**Recorded information**
::::

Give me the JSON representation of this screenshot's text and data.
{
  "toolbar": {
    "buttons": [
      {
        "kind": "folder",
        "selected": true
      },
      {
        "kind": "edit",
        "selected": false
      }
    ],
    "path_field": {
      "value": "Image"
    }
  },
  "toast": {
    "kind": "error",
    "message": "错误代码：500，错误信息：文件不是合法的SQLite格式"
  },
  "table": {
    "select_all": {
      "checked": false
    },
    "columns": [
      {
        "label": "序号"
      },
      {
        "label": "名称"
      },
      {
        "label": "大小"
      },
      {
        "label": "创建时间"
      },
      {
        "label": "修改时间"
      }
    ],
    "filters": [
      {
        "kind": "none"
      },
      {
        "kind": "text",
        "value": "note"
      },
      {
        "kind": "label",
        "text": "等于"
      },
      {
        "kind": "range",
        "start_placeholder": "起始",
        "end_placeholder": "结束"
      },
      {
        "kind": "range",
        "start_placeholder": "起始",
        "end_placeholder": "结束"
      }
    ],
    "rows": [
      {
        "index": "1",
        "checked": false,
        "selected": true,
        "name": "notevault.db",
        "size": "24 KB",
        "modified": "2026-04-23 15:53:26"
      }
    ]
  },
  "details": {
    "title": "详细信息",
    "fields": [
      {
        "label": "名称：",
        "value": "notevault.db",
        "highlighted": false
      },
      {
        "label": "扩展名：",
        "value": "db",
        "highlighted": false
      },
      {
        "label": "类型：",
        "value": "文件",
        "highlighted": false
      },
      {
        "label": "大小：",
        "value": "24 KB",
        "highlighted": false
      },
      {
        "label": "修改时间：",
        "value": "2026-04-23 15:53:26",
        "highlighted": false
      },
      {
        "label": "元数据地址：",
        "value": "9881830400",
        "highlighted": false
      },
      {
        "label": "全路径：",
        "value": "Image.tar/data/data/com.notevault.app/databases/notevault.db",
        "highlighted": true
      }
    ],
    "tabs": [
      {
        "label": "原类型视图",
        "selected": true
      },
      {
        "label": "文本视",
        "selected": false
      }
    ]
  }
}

::::

**Given task**
Go through the data and return every record exactly.

**Task solution**
Give me the JSON representation of this screenshot's text and data.
{
  "toolbar": {
    "buttons": [
      {
        "kind": "folder",
        "selected": true
      },
      {
        "kind": "edit",
        "selected": false
      }
    ],
    "path_field": {
      "value": "Image"
    }
  },
  "toast": {
    "kind": "error",
    "message": "错误代码：500，错误信息：文件不是合法的SQLite格式"
  },
  "table": {
    "select_all": {
      "checked": false
    },
    "columns": [
      {
        "label": "序号"
      },
      {
        "label": "名称"
      },
      {
        "label": "大小"
      },
      {
        "label": "创建时间"
      },
      {
        "label": "修改时间"
      }
    ],
    "filters": [
      {
        "kind": "none"
      },
      {
        "kind": "text",
        "value": "note"
      },
      {
        "kind": "label",
        "text": "等于"
      },
      {
        "kind": "range",
        "start_placeholder": "起始",
        "end_placeholder": "结束"
      },
      {
        "kind": "range",
        "start_placeholder": "起始",
        "end_placeholder": "结束"
      }
    ],
    "rows": [
      {
        "index": "1",
        "checked": false,
        "selected": true,
        "name": "notevault.db",
        "size": "24 KB",
        "modified": "2026-04-23 15:53:26"
      }
    ]
  },
  "details": {
    "title": "详细信息",
    "fields": [
      {
        "label": "名称：",
        "value": "notevault.db",
        "highlighted": false
      },
      {
        "label": "扩展名：",
        "value": "db",
        "highlighted": false
      },
      {
        "label": "类型：",
        "value": "文件",
        "highlighted": false
      },
      {
        "label": "大小：",
        "value": "24 KB",
        "highlighted": false
      },
      {
        "label": "修改时间：",
        "value": "2026-04-23 15:53:26",
        "highlighted": false
      },
      {
        "label": "元数据地址：",
        "value": "9881830400",
        "highlighted": false
      },
      {
        "label": "全路径：",
        "value": "Image.tar/data/data/com.notevault.app/databases/notevault.db",
        "highlighted": true
      }
    ],
    "tabs": [
      {
        "label": "原类型视图",
        "selected": true
      },
      {
        "label": "文本视",
        "selected": false
      }
    ]
  }
}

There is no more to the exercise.